What the exercise asks: Every line with the string "Cairo" should be gathered.

Provided records:
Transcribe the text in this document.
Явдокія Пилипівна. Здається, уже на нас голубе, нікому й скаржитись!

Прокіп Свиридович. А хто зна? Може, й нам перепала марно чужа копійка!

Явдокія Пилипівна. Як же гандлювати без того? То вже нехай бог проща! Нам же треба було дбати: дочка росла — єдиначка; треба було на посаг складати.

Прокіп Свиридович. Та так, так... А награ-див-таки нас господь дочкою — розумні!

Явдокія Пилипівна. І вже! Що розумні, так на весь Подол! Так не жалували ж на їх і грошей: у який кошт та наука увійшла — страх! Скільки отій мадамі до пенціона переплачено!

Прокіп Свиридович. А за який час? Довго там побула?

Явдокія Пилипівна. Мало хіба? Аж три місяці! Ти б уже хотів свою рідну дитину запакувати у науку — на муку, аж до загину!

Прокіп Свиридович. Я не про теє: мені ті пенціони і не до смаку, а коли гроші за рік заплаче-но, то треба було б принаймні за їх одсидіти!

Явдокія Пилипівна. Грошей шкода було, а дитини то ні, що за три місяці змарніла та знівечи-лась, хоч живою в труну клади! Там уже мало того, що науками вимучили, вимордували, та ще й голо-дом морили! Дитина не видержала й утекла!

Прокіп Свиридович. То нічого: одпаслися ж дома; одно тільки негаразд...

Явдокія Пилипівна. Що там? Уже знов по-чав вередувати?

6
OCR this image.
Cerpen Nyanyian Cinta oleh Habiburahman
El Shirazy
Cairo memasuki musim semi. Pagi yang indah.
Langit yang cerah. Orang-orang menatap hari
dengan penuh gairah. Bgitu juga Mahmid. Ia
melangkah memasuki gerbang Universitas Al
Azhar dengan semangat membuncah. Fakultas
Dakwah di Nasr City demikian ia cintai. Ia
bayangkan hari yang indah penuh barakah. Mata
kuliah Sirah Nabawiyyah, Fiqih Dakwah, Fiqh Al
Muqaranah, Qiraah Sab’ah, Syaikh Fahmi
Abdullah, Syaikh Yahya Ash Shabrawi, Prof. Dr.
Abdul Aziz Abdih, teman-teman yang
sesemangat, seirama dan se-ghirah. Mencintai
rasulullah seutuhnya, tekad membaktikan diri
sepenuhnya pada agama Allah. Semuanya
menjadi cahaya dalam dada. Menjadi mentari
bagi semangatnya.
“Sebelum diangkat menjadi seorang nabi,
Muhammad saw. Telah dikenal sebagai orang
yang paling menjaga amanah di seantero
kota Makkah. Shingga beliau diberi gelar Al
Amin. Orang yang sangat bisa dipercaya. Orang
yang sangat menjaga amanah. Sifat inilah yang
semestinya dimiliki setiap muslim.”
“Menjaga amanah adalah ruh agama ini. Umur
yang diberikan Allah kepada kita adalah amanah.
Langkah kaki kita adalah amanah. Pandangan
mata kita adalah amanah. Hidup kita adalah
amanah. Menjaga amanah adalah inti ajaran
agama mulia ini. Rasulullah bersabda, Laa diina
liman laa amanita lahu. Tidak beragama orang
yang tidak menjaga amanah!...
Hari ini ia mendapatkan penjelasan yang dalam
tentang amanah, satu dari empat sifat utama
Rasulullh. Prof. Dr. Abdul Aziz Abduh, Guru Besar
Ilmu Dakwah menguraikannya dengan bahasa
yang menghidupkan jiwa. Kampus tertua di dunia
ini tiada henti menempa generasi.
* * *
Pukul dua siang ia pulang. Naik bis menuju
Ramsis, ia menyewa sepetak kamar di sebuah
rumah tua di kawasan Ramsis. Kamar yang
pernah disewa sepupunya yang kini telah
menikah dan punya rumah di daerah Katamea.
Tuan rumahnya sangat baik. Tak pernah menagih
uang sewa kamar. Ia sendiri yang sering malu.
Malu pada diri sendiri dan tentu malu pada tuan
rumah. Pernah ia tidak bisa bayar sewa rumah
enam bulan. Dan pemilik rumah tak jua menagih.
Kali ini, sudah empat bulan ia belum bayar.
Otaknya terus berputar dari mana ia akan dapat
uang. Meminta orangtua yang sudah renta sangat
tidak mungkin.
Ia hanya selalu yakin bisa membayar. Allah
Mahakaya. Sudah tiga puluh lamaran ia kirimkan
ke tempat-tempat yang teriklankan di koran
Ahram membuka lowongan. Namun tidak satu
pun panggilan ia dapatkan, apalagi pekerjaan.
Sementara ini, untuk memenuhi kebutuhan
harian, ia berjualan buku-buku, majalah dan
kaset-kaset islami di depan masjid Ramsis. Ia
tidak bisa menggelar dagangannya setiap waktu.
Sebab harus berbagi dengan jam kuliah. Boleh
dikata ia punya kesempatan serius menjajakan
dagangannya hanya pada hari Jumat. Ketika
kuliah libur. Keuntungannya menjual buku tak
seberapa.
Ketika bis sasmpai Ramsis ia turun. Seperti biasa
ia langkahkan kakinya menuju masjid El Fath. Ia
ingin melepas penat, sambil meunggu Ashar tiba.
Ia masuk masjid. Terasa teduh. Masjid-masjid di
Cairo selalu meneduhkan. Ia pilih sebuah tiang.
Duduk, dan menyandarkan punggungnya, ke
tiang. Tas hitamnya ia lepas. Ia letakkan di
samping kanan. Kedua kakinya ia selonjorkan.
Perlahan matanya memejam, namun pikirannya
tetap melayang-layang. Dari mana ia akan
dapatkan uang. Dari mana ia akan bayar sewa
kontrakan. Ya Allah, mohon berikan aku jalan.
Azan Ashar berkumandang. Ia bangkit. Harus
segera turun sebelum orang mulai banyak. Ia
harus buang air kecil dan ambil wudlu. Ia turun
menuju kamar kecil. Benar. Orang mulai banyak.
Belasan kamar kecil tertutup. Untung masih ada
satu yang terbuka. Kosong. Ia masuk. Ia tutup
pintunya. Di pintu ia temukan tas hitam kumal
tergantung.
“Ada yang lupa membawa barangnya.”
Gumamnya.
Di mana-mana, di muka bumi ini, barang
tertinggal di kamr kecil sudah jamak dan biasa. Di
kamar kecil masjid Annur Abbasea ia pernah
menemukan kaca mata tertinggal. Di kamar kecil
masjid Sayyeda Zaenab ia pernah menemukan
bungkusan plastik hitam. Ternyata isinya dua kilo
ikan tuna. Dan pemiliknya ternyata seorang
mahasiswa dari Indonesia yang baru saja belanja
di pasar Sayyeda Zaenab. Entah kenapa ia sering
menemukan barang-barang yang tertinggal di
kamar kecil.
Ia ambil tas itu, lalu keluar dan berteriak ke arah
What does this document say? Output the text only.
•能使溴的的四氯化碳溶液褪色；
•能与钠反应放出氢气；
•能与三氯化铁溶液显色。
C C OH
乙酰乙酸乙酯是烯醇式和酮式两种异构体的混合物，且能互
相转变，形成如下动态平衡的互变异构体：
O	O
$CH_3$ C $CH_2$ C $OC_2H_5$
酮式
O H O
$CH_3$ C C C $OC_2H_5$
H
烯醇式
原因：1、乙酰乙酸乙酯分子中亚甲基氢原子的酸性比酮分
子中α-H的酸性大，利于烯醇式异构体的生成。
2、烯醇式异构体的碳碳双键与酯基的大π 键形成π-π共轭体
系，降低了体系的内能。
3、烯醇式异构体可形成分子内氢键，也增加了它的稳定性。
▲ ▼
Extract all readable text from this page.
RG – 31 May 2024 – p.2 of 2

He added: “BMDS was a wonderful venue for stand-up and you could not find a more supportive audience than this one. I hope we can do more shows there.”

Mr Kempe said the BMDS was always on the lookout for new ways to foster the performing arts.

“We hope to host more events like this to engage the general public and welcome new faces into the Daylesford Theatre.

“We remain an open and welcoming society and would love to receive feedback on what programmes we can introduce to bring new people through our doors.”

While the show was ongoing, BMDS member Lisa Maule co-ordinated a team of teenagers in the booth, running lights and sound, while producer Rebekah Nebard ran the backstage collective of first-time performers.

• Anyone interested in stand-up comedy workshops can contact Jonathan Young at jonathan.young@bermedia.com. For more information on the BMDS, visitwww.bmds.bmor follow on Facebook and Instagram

Result of this exercise:
Cairo memasuki musim semi. Pagi yang indah.
Cairo selalu meneduhkan. Ia pilih sebuah tiang.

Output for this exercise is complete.